#### Exercise goal:
Using the material below, copy every line where "increasing" appears.

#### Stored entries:
☆ ☆ ☆ ☆ ☆

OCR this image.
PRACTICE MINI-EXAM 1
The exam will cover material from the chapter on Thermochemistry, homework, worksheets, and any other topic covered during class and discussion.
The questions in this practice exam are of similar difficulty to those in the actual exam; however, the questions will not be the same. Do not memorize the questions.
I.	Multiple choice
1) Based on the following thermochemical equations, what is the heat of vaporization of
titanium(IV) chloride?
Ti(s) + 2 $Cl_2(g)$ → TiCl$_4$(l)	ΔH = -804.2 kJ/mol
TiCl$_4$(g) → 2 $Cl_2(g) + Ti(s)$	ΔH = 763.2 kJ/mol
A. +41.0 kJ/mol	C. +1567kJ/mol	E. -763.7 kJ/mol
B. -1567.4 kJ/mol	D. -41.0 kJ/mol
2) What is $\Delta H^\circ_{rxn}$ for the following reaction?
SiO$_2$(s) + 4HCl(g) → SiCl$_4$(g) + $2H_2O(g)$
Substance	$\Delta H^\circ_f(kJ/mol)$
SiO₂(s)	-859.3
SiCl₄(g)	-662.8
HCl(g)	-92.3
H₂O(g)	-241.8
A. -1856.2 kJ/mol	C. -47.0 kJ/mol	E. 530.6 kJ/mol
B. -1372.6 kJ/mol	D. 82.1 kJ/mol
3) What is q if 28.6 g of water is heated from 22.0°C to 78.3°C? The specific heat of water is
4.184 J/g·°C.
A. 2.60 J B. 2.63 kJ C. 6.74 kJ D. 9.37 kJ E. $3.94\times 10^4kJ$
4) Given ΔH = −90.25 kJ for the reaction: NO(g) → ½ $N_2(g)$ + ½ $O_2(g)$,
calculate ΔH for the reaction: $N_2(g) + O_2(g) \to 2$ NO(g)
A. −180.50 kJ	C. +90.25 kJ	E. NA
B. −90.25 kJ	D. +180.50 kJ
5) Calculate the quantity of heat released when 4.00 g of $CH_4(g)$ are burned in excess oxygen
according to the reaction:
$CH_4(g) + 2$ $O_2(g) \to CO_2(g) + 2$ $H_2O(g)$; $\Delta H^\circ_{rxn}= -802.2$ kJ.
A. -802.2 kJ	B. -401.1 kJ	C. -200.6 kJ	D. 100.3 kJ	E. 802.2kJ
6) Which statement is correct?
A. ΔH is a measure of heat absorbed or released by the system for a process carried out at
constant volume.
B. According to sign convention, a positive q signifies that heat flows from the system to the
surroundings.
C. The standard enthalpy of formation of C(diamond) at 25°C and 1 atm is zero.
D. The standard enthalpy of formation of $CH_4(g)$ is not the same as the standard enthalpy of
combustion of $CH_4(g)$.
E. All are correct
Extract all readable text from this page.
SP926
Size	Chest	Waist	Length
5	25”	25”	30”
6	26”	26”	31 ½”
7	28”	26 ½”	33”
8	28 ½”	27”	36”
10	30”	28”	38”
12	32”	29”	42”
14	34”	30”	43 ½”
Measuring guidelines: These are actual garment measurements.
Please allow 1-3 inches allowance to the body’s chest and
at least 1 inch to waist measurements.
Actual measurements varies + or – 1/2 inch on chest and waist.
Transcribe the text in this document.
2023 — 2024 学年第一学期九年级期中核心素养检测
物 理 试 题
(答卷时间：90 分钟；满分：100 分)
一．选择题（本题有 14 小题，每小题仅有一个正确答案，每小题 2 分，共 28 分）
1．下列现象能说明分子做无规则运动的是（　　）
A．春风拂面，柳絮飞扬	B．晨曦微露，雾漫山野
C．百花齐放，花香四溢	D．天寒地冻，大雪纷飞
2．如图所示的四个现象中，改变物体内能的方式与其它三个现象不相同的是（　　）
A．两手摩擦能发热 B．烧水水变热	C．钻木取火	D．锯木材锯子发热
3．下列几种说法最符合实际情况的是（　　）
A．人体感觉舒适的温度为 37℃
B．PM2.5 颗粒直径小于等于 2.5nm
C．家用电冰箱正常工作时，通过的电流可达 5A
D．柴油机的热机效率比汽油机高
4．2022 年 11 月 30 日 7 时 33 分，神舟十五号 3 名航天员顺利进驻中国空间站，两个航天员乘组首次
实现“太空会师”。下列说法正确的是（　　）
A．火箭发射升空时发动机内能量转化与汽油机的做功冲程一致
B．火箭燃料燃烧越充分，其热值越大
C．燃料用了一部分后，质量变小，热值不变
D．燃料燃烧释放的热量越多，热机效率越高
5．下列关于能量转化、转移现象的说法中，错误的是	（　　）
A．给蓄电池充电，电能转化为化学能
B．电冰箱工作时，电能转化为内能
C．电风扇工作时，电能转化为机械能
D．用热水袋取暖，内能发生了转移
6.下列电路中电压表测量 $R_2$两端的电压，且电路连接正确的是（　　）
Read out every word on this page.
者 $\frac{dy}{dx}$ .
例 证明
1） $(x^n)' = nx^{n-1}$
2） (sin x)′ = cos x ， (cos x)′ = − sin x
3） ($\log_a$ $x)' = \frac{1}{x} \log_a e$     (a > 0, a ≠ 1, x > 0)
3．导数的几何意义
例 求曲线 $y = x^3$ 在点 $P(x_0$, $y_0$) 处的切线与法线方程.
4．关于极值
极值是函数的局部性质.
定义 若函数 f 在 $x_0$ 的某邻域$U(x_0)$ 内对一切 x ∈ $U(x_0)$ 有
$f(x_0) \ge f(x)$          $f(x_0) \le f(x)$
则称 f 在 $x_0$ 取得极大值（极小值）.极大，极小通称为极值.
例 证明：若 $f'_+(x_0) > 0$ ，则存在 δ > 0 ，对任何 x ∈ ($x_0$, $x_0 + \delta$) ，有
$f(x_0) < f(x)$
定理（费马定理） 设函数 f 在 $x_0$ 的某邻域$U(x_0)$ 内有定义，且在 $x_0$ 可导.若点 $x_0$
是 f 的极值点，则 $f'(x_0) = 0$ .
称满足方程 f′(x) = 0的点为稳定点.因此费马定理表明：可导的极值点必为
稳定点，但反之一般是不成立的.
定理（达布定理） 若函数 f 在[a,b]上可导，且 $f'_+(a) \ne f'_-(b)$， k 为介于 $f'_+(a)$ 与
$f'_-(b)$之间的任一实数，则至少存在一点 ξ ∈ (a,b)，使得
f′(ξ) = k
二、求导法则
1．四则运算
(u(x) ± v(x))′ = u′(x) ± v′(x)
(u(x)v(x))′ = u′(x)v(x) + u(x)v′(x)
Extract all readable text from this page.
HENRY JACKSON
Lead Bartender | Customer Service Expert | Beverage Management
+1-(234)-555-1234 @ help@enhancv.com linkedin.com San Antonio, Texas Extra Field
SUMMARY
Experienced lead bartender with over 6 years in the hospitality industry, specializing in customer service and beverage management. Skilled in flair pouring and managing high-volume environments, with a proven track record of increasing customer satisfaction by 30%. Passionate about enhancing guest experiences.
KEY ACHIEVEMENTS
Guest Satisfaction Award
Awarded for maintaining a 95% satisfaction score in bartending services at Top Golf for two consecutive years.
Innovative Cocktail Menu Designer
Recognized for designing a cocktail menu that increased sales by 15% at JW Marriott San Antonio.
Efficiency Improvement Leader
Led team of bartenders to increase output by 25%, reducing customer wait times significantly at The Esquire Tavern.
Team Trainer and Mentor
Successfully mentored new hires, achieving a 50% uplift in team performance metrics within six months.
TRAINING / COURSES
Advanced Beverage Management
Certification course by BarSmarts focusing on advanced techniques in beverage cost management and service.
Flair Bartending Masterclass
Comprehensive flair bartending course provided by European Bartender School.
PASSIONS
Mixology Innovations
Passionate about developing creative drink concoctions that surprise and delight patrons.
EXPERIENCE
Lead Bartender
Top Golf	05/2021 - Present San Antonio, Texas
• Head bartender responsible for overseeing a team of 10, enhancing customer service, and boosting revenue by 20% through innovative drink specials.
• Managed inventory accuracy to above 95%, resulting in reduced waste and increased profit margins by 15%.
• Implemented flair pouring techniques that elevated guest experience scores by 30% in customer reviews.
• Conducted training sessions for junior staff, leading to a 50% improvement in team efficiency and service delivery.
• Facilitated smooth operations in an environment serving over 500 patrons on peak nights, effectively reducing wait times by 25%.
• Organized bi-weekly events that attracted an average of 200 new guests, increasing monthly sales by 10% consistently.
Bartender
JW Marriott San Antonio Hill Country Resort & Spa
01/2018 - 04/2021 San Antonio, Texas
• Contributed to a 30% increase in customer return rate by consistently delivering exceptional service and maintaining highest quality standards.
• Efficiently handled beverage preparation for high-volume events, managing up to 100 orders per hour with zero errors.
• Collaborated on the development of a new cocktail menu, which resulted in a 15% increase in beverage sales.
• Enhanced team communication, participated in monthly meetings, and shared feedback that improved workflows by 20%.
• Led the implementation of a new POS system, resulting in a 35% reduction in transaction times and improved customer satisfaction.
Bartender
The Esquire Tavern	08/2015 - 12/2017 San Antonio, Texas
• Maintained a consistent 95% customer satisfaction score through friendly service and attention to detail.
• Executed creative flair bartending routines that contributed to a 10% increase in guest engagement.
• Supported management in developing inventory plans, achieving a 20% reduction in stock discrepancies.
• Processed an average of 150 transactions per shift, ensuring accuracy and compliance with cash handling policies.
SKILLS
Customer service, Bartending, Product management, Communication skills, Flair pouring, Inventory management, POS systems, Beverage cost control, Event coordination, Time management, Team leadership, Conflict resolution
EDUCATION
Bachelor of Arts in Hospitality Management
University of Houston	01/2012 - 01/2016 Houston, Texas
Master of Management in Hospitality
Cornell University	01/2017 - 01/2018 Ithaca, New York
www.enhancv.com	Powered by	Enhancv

☆ ☆ ☆ ☆ ☆

#### Output:
Experienced lead bartender with over 6 years in the hospitality industry, specializing in customer service and beverage management. Skilled in flair pouring and managing high-volume environments, with a proven track record of increasing customer satisfaction by 30%. Passionate about enhancing guest experiences.
• Organized bi-weekly events that attracted an average of 200 new guests, increasing monthly sales by 10% consistently.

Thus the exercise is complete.